Data records:

<<<<

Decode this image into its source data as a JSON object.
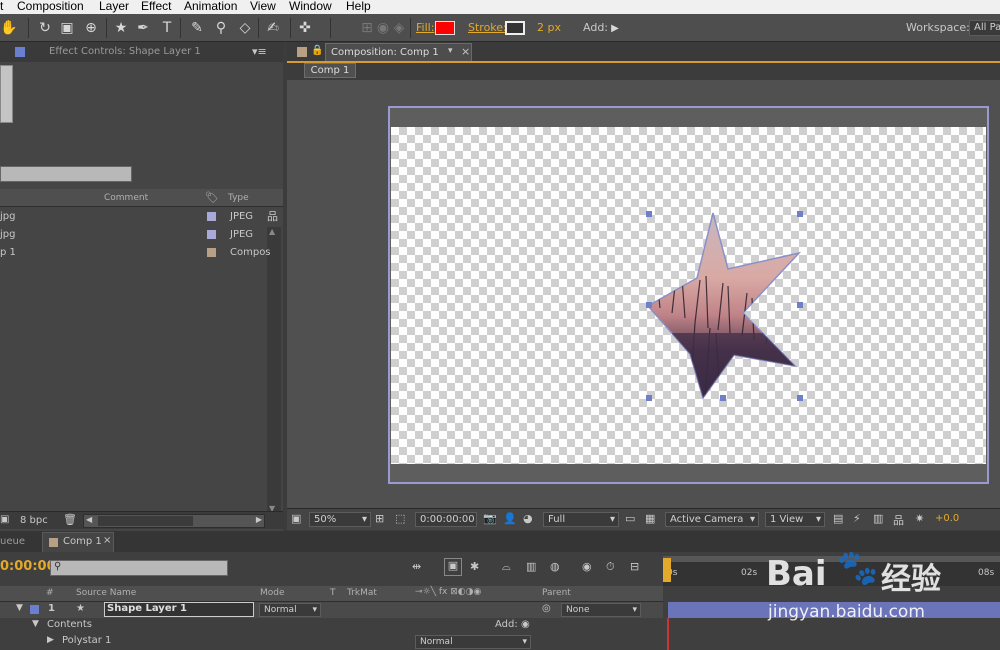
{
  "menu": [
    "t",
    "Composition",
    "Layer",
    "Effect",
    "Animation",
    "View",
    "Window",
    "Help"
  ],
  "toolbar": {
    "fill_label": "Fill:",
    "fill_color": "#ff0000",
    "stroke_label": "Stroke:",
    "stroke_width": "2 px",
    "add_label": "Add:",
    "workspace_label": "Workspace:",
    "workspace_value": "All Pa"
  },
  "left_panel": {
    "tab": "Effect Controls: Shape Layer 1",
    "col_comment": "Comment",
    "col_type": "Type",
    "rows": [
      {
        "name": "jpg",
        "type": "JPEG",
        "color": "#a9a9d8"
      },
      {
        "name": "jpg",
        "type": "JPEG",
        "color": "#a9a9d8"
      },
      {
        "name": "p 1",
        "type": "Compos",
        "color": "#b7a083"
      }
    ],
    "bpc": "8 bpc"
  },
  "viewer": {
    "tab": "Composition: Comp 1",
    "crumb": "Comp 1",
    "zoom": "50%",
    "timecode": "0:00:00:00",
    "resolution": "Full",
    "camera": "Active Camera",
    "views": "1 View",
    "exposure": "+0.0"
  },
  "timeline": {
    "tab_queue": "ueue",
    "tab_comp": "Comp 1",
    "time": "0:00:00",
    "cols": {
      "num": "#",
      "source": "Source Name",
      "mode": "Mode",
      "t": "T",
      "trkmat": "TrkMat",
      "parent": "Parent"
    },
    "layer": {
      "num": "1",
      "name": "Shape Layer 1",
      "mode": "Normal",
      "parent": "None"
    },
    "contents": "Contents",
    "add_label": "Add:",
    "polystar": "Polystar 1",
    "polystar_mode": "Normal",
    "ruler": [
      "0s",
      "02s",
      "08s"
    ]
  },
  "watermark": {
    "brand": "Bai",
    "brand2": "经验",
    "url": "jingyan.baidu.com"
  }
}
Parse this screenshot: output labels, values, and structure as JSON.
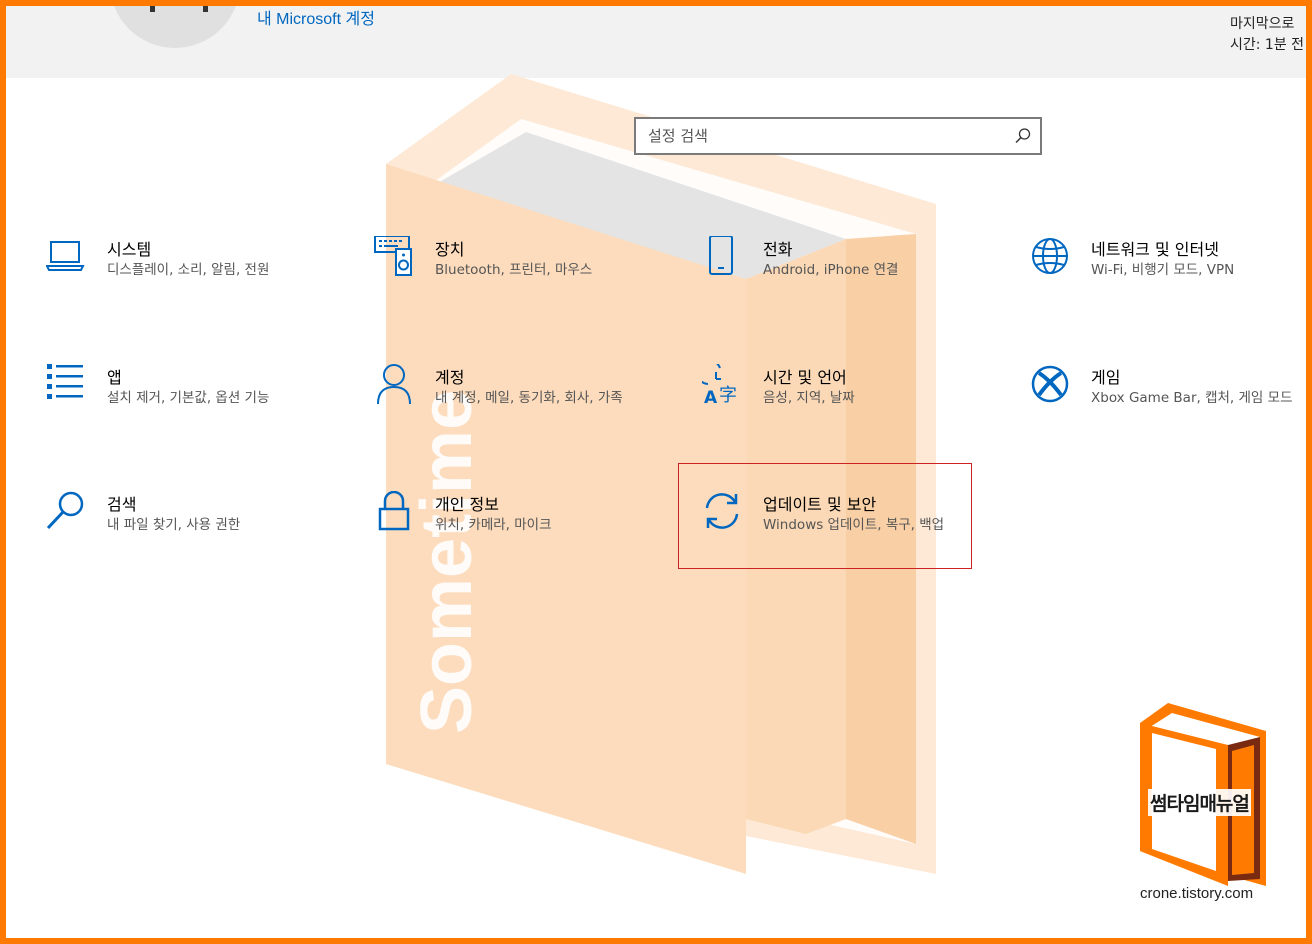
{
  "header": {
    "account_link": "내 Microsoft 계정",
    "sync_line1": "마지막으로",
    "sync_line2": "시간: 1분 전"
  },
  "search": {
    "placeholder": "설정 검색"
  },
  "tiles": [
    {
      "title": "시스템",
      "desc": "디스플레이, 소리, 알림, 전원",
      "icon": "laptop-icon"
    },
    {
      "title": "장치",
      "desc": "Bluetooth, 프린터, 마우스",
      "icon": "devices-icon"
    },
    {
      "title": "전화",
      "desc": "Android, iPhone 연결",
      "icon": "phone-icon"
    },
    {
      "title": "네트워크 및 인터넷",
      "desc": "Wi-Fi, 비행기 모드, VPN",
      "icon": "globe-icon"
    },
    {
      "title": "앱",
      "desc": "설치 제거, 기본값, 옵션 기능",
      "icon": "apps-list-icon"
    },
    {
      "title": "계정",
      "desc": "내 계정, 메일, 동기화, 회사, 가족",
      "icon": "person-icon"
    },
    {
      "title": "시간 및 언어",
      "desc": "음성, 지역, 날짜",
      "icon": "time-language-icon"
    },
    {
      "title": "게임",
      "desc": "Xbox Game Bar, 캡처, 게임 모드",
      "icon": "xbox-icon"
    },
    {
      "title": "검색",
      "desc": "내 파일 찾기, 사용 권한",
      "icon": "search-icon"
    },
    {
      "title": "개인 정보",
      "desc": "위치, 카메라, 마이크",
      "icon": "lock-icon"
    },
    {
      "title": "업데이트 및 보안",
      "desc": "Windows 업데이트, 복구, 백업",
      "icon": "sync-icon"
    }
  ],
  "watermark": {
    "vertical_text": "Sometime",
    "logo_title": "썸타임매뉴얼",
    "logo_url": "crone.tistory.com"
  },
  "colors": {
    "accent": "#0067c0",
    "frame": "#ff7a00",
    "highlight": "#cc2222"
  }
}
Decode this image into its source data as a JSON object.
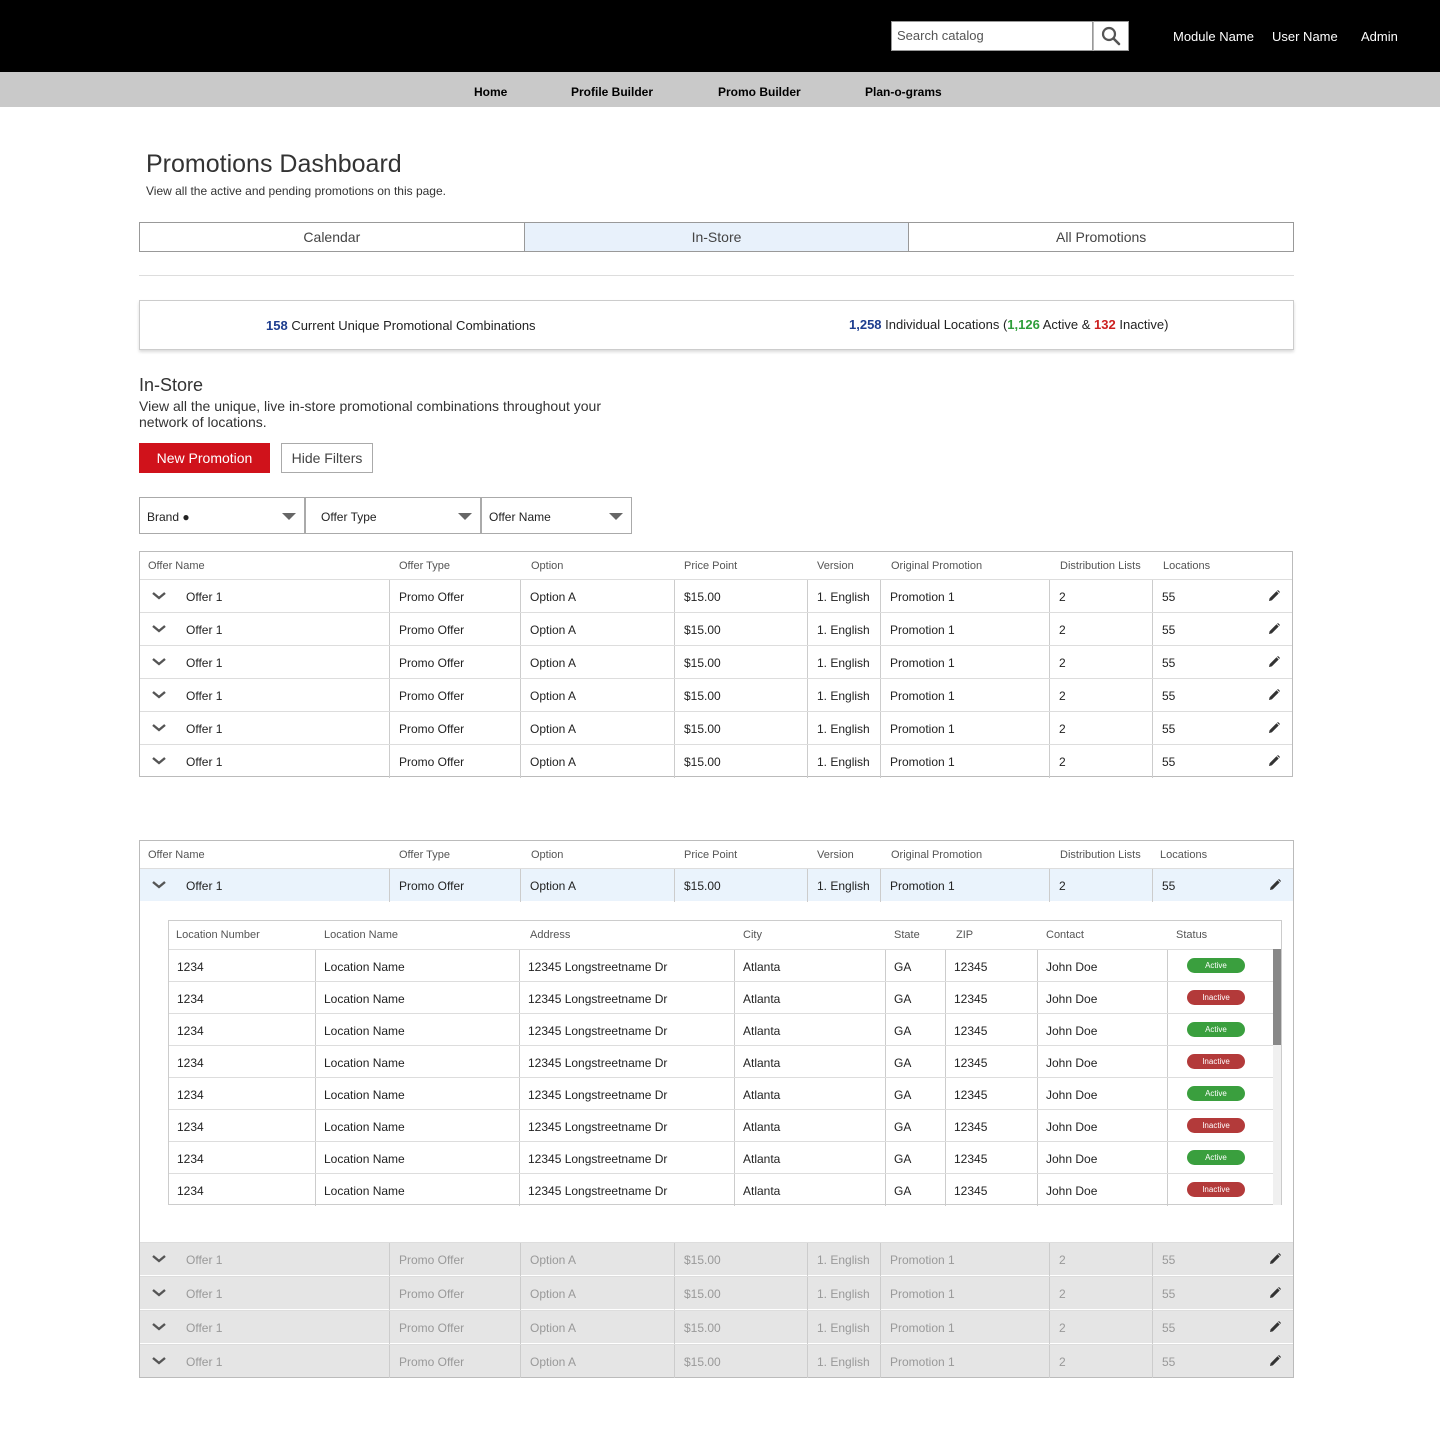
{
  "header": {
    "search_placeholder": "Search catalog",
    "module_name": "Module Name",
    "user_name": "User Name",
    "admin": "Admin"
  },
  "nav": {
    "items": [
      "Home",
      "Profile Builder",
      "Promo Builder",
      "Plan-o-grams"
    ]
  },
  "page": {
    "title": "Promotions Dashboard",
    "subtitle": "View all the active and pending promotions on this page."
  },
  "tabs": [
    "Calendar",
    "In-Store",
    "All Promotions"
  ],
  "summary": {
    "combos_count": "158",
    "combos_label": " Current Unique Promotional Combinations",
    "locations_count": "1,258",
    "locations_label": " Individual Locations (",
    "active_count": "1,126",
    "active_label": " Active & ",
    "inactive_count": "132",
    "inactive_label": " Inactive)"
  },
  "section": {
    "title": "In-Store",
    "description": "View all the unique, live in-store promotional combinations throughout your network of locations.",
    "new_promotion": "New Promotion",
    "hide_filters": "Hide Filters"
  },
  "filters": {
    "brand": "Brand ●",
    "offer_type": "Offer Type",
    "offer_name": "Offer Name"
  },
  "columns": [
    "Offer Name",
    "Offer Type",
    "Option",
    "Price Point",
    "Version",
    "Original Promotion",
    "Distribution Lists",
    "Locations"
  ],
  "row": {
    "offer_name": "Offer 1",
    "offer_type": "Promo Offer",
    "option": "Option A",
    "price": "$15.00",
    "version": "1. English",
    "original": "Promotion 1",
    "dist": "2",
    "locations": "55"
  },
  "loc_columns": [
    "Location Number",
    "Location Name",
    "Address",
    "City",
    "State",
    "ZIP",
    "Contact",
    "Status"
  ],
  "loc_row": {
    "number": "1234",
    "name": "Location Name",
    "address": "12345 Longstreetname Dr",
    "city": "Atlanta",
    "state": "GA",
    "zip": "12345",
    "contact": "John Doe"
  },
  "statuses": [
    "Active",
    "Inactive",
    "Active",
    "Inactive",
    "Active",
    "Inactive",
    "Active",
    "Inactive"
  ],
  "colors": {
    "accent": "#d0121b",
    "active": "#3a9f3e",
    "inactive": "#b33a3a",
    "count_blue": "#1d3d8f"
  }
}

>>>>

Exercise description: Copy out every line in the entries above that holds "this".

The response:
Decode this image into its source data as a JSON object.
Parse this screenshot: output labels, values, and structure as JSON.
Decode this image into its source data as a JSON object.
    "subtitle": "View all the active and pending promotions on this page."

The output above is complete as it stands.